#### THE TASK
Write every entry out again exactly, please, and skip the pictures.

-- begin --

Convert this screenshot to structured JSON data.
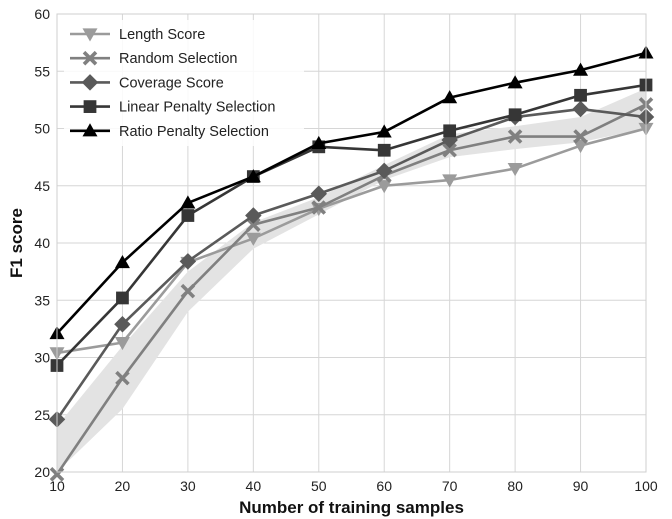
{
  "chart_data": {
    "type": "line",
    "xlabel": "Number of training samples",
    "ylabel": "F1 score",
    "xlim": [
      10,
      100
    ],
    "ylim": [
      20,
      60
    ],
    "xticks": [
      10,
      20,
      30,
      40,
      50,
      60,
      70,
      80,
      90,
      100
    ],
    "yticks": [
      20,
      25,
      30,
      35,
      40,
      45,
      50,
      55,
      60
    ],
    "grid": true,
    "legend_position": "top-left",
    "x": [
      10,
      20,
      30,
      40,
      50,
      60,
      70,
      80,
      90,
      100
    ],
    "band": {
      "lower": [
        20.0,
        25.5,
        34.0,
        39.5,
        42.5,
        45.5,
        47.5,
        48.2,
        48.8,
        50.0
      ],
      "upper": [
        24.0,
        31.0,
        37.5,
        41.8,
        44.0,
        46.8,
        49.5,
        50.2,
        51.0,
        53.5
      ],
      "color": "#e3e3e3"
    },
    "series": [
      {
        "name": "Length Score",
        "marker": "triangle-down",
        "color": "#9b9b9b",
        "values": [
          30.4,
          31.3,
          38.3,
          40.4,
          43.0,
          45.0,
          45.5,
          46.5,
          48.5,
          50.0
        ]
      },
      {
        "name": "Random Selection",
        "marker": "x",
        "color": "#808080",
        "values": [
          19.8,
          28.2,
          35.8,
          41.6,
          43.1,
          45.9,
          48.1,
          49.3,
          49.3,
          52.1
        ]
      },
      {
        "name": "Coverage Score",
        "marker": "diamond",
        "color": "#5a5a5a",
        "values": [
          24.6,
          32.9,
          38.4,
          42.4,
          44.3,
          46.3,
          49.0,
          51.0,
          51.7,
          51.0
        ]
      },
      {
        "name": "Linear Penalty Selection",
        "marker": "square",
        "color": "#363636",
        "values": [
          29.3,
          35.2,
          42.4,
          45.8,
          48.4,
          48.1,
          49.8,
          51.2,
          52.9,
          53.8
        ]
      },
      {
        "name": "Ratio Penalty Selection",
        "marker": "triangle-up",
        "color": "#000000",
        "values": [
          32.1,
          38.3,
          43.5,
          45.8,
          48.7,
          49.7,
          52.7,
          54.0,
          55.1,
          56.6
        ]
      }
    ]
  }
}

-- end --

#### RESULT BELOW
Convert this screenshot to structured JSON data.
{
  "chart_data": {
    "type": "line",
    "xlabel": "Number of training samples",
    "ylabel": "F1 score",
    "xlim": [
      10,
      100
    ],
    "ylim": [
      20,
      60
    ],
    "xticks": [
      10,
      20,
      30,
      40,
      50,
      60,
      70,
      80,
      90,
      100
    ],
    "yticks": [
      20,
      25,
      30,
      35,
      40,
      45,
      50,
      55,
      60
    ],
    "grid": true,
    "legend_position": "top-left",
    "x": [
      10,
      20,
      30,
      40,
      50,
      60,
      70,
      80,
      90,
      100
    ],
    "band": {
      "lower": [
        20.0,
        25.5,
        34.0,
        39.5,
        42.5,
        45.5,
        47.5,
        48.2,
        48.8,
        50.0
      ],
      "upper": [
        24.0,
        31.0,
        37.5,
        41.8,
        44.0,
        46.8,
        49.5,
        50.2,
        51.0,
        53.5
      ],
      "color": "#e3e3e3"
    },
    "series": [
      {
        "name": "Length Score",
        "marker": "triangle-down",
        "color": "#9b9b9b",
        "values": [
          30.4,
          31.3,
          38.3,
          40.4,
          43.0,
          45.0,
          45.5,
          46.5,
          48.5,
          50.0
        ]
      },
      {
        "name": "Random Selection",
        "marker": "x",
        "color": "#808080",
        "values": [
          19.8,
          28.2,
          35.8,
          41.6,
          43.1,
          45.9,
          48.1,
          49.3,
          49.3,
          52.1
        ]
      },
      {
        "name": "Coverage Score",
        "marker": "diamond",
        "color": "#5a5a5a",
        "values": [
          24.6,
          32.9,
          38.4,
          42.4,
          44.3,
          46.3,
          49.0,
          51.0,
          51.7,
          51.0
        ]
      },
      {
        "name": "Linear Penalty Selection",
        "marker": "square",
        "color": "#363636",
        "values": [
          29.3,
          35.2,
          42.4,
          45.8,
          48.4,
          48.1,
          49.8,
          51.2,
          52.9,
          53.8
        ]
      },
      {
        "name": "Ratio Penalty Selection",
        "marker": "triangle-up",
        "color": "#000000",
        "values": [
          32.1,
          38.3,
          43.5,
          45.8,
          48.7,
          49.7,
          52.7,
          54.0,
          55.1,
          56.6
        ]
      }
    ]
  }
}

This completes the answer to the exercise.